[Extracted data entries]
****

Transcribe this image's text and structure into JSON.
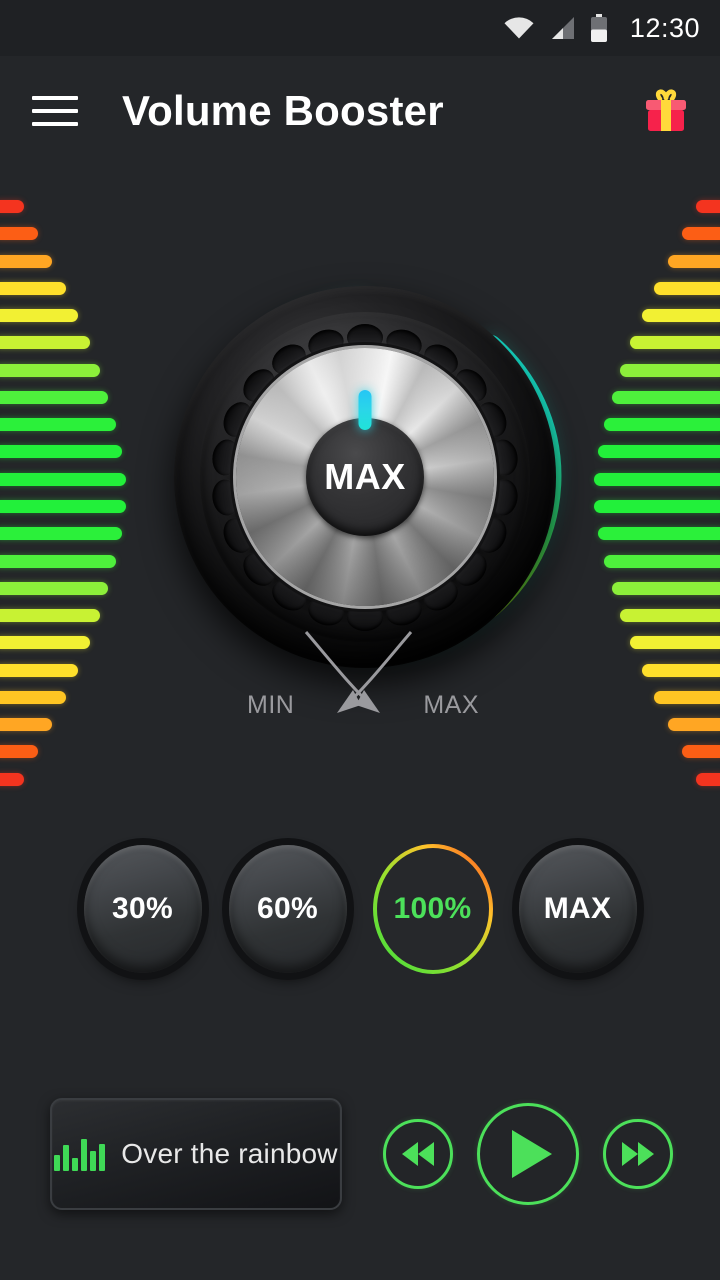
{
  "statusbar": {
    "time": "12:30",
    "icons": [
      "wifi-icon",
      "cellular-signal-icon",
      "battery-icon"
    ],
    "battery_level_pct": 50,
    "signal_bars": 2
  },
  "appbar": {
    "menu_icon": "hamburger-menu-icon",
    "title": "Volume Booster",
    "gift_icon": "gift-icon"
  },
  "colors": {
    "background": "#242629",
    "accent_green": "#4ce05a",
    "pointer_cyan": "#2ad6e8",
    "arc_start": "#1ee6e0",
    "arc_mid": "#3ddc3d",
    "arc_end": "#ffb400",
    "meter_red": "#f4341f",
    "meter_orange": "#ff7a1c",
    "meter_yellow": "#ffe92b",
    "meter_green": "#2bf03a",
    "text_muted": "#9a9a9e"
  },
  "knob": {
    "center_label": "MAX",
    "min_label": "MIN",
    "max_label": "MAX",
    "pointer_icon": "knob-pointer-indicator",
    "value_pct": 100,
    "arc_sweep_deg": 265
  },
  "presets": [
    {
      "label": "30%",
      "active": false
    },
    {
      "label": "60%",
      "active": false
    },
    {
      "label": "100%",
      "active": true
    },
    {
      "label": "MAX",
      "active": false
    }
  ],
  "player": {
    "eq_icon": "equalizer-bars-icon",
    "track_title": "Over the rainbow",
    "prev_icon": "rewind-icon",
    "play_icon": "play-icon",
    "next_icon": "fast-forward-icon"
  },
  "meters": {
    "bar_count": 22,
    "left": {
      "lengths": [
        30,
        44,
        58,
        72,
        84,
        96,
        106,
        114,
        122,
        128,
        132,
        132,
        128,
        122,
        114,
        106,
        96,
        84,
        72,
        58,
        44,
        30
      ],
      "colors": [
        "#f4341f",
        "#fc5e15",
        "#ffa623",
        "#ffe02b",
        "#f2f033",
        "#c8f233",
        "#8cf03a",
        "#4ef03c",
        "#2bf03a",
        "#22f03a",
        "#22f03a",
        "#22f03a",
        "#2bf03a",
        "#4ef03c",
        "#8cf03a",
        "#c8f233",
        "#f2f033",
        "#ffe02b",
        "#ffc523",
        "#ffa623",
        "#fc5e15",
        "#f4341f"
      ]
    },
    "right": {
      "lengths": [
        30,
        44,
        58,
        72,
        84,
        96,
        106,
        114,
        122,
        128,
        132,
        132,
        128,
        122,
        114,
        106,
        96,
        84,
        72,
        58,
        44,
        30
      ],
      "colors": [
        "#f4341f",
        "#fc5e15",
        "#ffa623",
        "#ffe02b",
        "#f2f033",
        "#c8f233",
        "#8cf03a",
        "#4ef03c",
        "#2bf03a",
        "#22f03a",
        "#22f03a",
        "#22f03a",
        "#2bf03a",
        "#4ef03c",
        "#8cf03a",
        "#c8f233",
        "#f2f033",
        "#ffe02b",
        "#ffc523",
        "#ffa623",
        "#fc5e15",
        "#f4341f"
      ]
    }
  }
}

****

Of the lines in the data, how many contain the word "knob"? Provide the number and nothing further.

2